=== Given instruction ===
Repeat the material verbatim and drop the pictures.

=== Records for the task ===
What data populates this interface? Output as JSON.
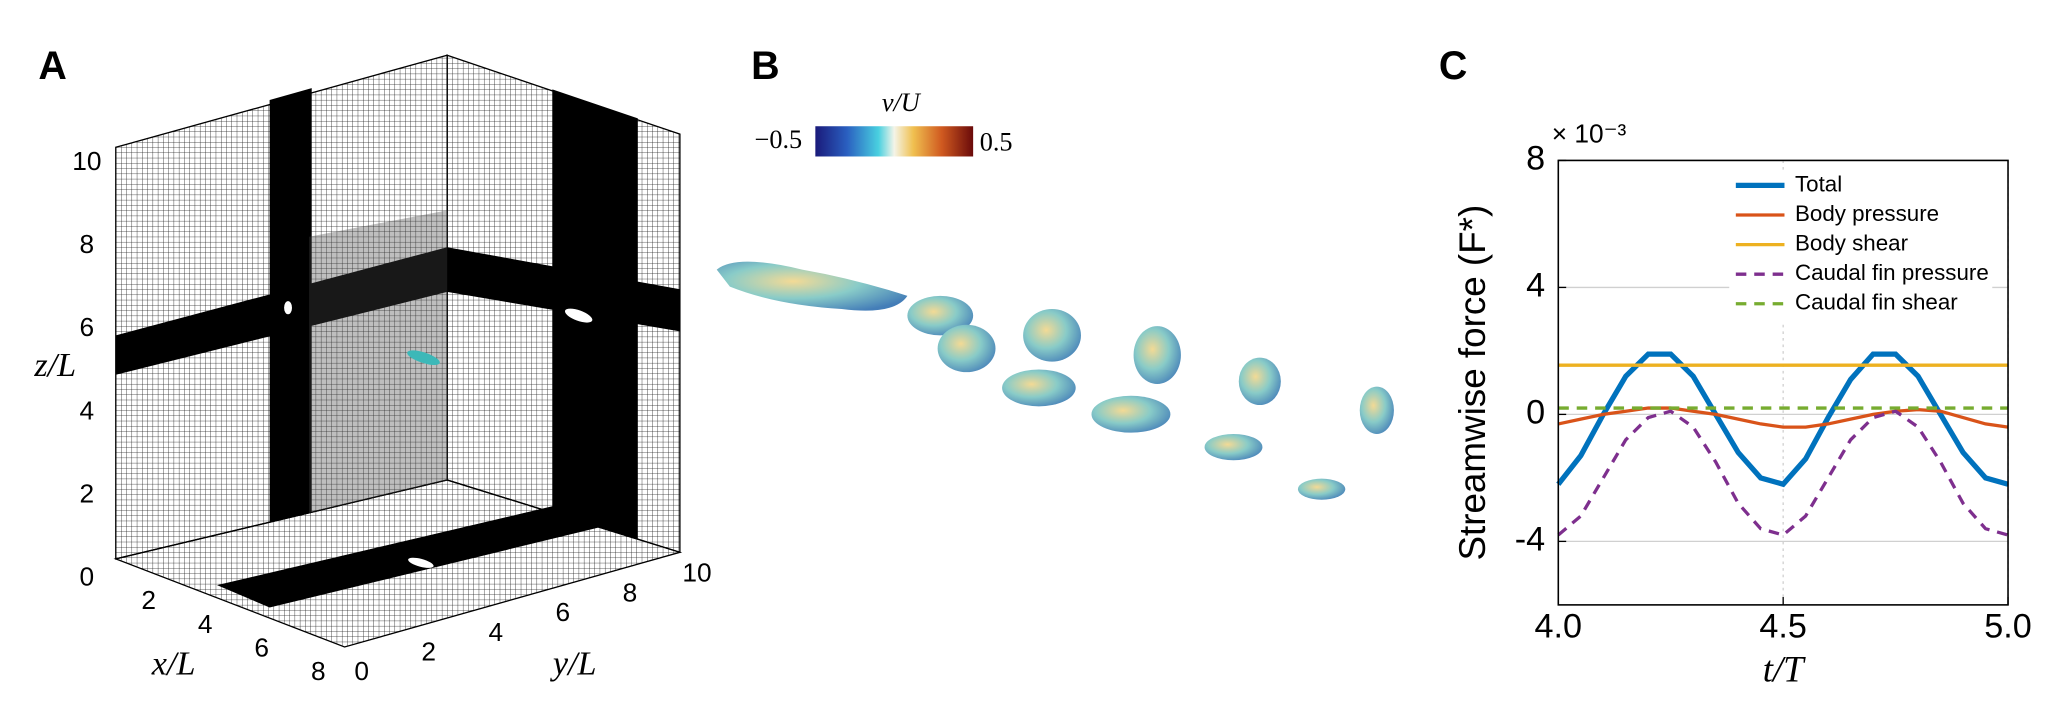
{
  "panel_labels": [
    "A",
    "B",
    "C"
  ],
  "panel_a": {
    "z_label": "z/L",
    "x_label": "x/L",
    "y_label": "y/L",
    "z_ticks": [
      0,
      2,
      4,
      6,
      8,
      10
    ],
    "x_ticks": [
      2,
      4,
      6,
      8
    ],
    "y_ticks": [
      0,
      2,
      4,
      6,
      8,
      10
    ]
  },
  "panel_b": {
    "colorbar_label": "v/U",
    "colorbar_ticks": [
      {
        "value": -0.5,
        "label": "−0.5"
      },
      0.5
    ]
  },
  "chart_data": {
    "type": "line",
    "y_label": "Streamwise force (F*)",
    "x_label": "t/T",
    "annotation": "× 10⁻³",
    "x": [
      4.0,
      4.05,
      4.1,
      4.15,
      4.2,
      4.25,
      4.3,
      4.35,
      4.4,
      4.45,
      4.5,
      4.55,
      4.6,
      4.65,
      4.7,
      4.75,
      4.8,
      4.85,
      4.9,
      4.95,
      5.0
    ],
    "series": [
      {
        "name": "Total",
        "color": "#0072bd",
        "dashed": false,
        "values": [
          -2.2,
          -1.3,
          0.0,
          1.2,
          1.9,
          1.9,
          1.2,
          0.0,
          -1.2,
          -2.0,
          -2.2,
          -1.4,
          -0.1,
          1.1,
          1.9,
          1.9,
          1.2,
          0.0,
          -1.2,
          -2.0,
          -2.2
        ]
      },
      {
        "name": "Body pressure",
        "color": "#d95319",
        "dashed": false,
        "values": [
          -0.3,
          -0.15,
          0.0,
          0.1,
          0.2,
          0.2,
          0.1,
          0.0,
          -0.15,
          -0.3,
          -0.4,
          -0.4,
          -0.3,
          -0.15,
          0.0,
          0.1,
          0.15,
          0.1,
          -0.1,
          -0.3,
          -0.4
        ]
      },
      {
        "name": "Body shear",
        "color": "#edb120",
        "dashed": false,
        "values": [
          1.55,
          1.55,
          1.55,
          1.55,
          1.55,
          1.55,
          1.55,
          1.55,
          1.55,
          1.55,
          1.55,
          1.55,
          1.55,
          1.55,
          1.55,
          1.55,
          1.55,
          1.55,
          1.55,
          1.55,
          1.55
        ]
      },
      {
        "name": "Caudal fin pressure",
        "color": "#7e2f8e",
        "dashed": true,
        "values": [
          -3.8,
          -3.2,
          -2.0,
          -0.8,
          -0.1,
          0.1,
          -0.4,
          -1.5,
          -2.8,
          -3.6,
          -3.8,
          -3.2,
          -2.0,
          -0.8,
          -0.1,
          0.1,
          -0.4,
          -1.5,
          -2.8,
          -3.6,
          -3.8
        ]
      },
      {
        "name": "Caudal fin shear",
        "color": "#77ac30",
        "dashed": true,
        "values": [
          0.2,
          0.2,
          0.2,
          0.2,
          0.2,
          0.2,
          0.2,
          0.2,
          0.2,
          0.2,
          0.2,
          0.2,
          0.2,
          0.2,
          0.2,
          0.2,
          0.2,
          0.2,
          0.2,
          0.2,
          0.2
        ]
      }
    ],
    "xlim": [
      4,
      5
    ],
    "xticks": [
      {
        "value": 4,
        "label": "4.0"
      },
      {
        "value": 4.5,
        "label": "4.5"
      },
      {
        "value": 5,
        "label": "5.0"
      }
    ],
    "ylim": [
      -6,
      8
    ],
    "yticks": [
      -4,
      0,
      4,
      8
    ],
    "grid": true,
    "legend": "upper right"
  }
}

=== Right answer ===
What data populates this interface? Output as JSON.
{
  "panel_labels": [
    "A",
    "B",
    "C"
  ],
  "panel_a": {
    "z_label": "z/L",
    "x_label": "x/L",
    "y_label": "y/L",
    "z_ticks": [
      0,
      2,
      4,
      6,
      8,
      10
    ],
    "x_ticks": [
      2,
      4,
      6,
      8
    ],
    "y_ticks": [
      0,
      2,
      4,
      6,
      8,
      10
    ]
  },
  "panel_b": {
    "colorbar_label": "v/U",
    "colorbar_ticks": [
      {
        "value": -0.5,
        "label": "−0.5"
      },
      0.5
    ]
  },
  "chart_data": {
    "type": "line",
    "y_label": "Streamwise force (F*)",
    "x_label": "t/T",
    "annotation": "× 10⁻³",
    "x": [
      4.0,
      4.05,
      4.1,
      4.15,
      4.2,
      4.25,
      4.3,
      4.35,
      4.4,
      4.45,
      4.5,
      4.55,
      4.6,
      4.65,
      4.7,
      4.75,
      4.8,
      4.85,
      4.9,
      4.95,
      5.0
    ],
    "series": [
      {
        "name": "Total",
        "color": "#0072bd",
        "dashed": false,
        "values": [
          -2.2,
          -1.3,
          0.0,
          1.2,
          1.9,
          1.9,
          1.2,
          0.0,
          -1.2,
          -2.0,
          -2.2,
          -1.4,
          -0.1,
          1.1,
          1.9,
          1.9,
          1.2,
          0.0,
          -1.2,
          -2.0,
          -2.2
        ]
      },
      {
        "name": "Body pressure",
        "color": "#d95319",
        "dashed": false,
        "values": [
          -0.3,
          -0.15,
          0.0,
          0.1,
          0.2,
          0.2,
          0.1,
          0.0,
          -0.15,
          -0.3,
          -0.4,
          -0.4,
          -0.3,
          -0.15,
          0.0,
          0.1,
          0.15,
          0.1,
          -0.1,
          -0.3,
          -0.4
        ]
      },
      {
        "name": "Body shear",
        "color": "#edb120",
        "dashed": false,
        "values": [
          1.55,
          1.55,
          1.55,
          1.55,
          1.55,
          1.55,
          1.55,
          1.55,
          1.55,
          1.55,
          1.55,
          1.55,
          1.55,
          1.55,
          1.55,
          1.55,
          1.55,
          1.55,
          1.55,
          1.55,
          1.55
        ]
      },
      {
        "name": "Caudal fin pressure",
        "color": "#7e2f8e",
        "dashed": true,
        "values": [
          -3.8,
          -3.2,
          -2.0,
          -0.8,
          -0.1,
          0.1,
          -0.4,
          -1.5,
          -2.8,
          -3.6,
          -3.8,
          -3.2,
          -2.0,
          -0.8,
          -0.1,
          0.1,
          -0.4,
          -1.5,
          -2.8,
          -3.6,
          -3.8
        ]
      },
      {
        "name": "Caudal fin shear",
        "color": "#77ac30",
        "dashed": true,
        "values": [
          0.2,
          0.2,
          0.2,
          0.2,
          0.2,
          0.2,
          0.2,
          0.2,
          0.2,
          0.2,
          0.2,
          0.2,
          0.2,
          0.2,
          0.2,
          0.2,
          0.2,
          0.2,
          0.2,
          0.2,
          0.2
        ]
      }
    ],
    "xlim": [
      4,
      5
    ],
    "xticks": [
      {
        "value": 4,
        "label": "4.0"
      },
      {
        "value": 4.5,
        "label": "4.5"
      },
      {
        "value": 5,
        "label": "5.0"
      }
    ],
    "ylim": [
      -6,
      8
    ],
    "yticks": [
      -4,
      0,
      4,
      8
    ],
    "grid": true,
    "legend": "upper right"
  }
}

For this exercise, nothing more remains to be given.